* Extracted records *
--- BEGIN ---

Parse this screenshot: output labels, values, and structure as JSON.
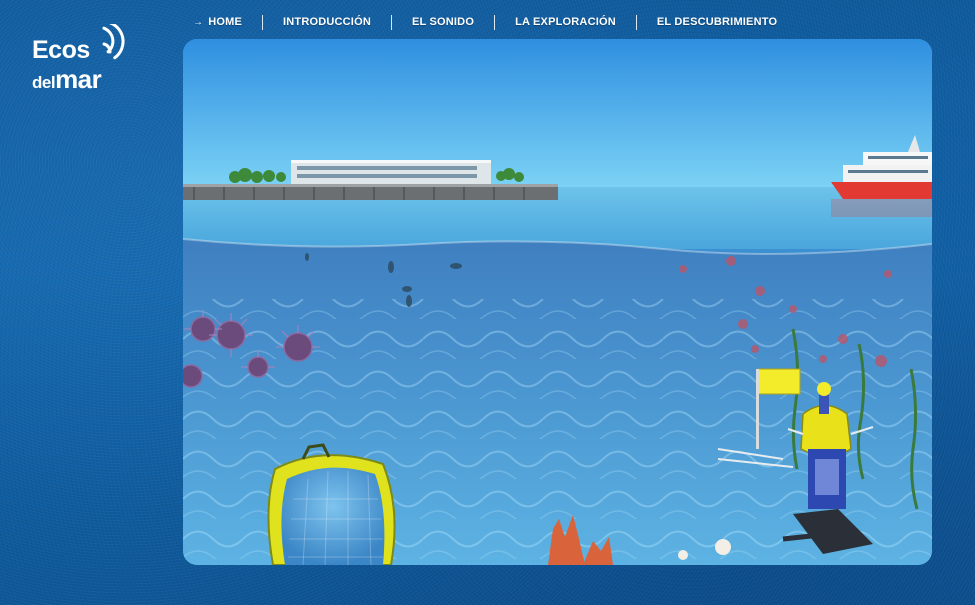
{
  "logo": {
    "line1": "Ecos",
    "line2_small": "del",
    "line2_big": "mar"
  },
  "nav": {
    "items": [
      {
        "label": "HOME",
        "active": true
      },
      {
        "label": "INTRODUCCIÓN",
        "active": false
      },
      {
        "label": "EL SONIDO",
        "active": false
      },
      {
        "label": "LA EXPLORACIÓN",
        "active": false
      },
      {
        "label": "EL DESCUBRIMIENTO",
        "active": false
      }
    ],
    "active_arrow": "→"
  },
  "colors": {
    "background": "#1266ad",
    "sky": "#4fb3ec",
    "water_surface": "#5cb6e6",
    "underwater": "#3f93cf",
    "ship_hull": "#e23a33",
    "buoy_yellow": "#e9e21a",
    "flag_yellow": "#f2ec2a"
  }
}
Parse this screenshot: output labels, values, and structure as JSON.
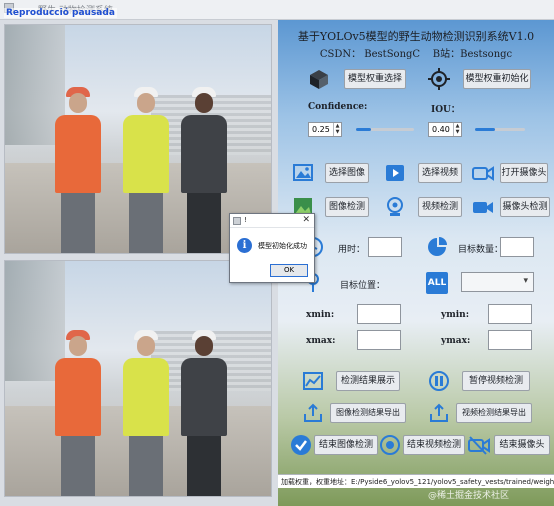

--- END ---

* Task instructions *
Reproduce every line exactly and omit all pictures.

* Result of this task *
Parse this screenshot: output labels, values, and structure as JSON.
{
  "logo": {
    "line1": "Ecos",
    "line2_small": "del",
    "line2_big": "mar"
  },
  "nav": {
    "items": [
      {
        "label": "HOME",
        "active": true
      },
      {
        "label": "INTRODUCCIÓN",
        "active": false
      },
      {
        "label": "EL SONIDO",
        "active": false
      },
      {
        "label": "LA EXPLORACIÓN",
        "active": false
      },
      {
        "label": "EL DESCUBRIMIENTO",
        "active": false
      }
    ],
    "active_arrow": "→"
  },
  "colors": {
    "background": "#1266ad",
    "sky": "#4fb3ec",
    "water_surface": "#5cb6e6",
    "underwater": "#3f93cf",
    "ship_hull": "#e23a33",
    "buoy_yellow": "#e9e21a",
    "flag_yellow": "#f2ec2a"
  }
}
Parse this screenshot: output labels, values, and structure as JSON.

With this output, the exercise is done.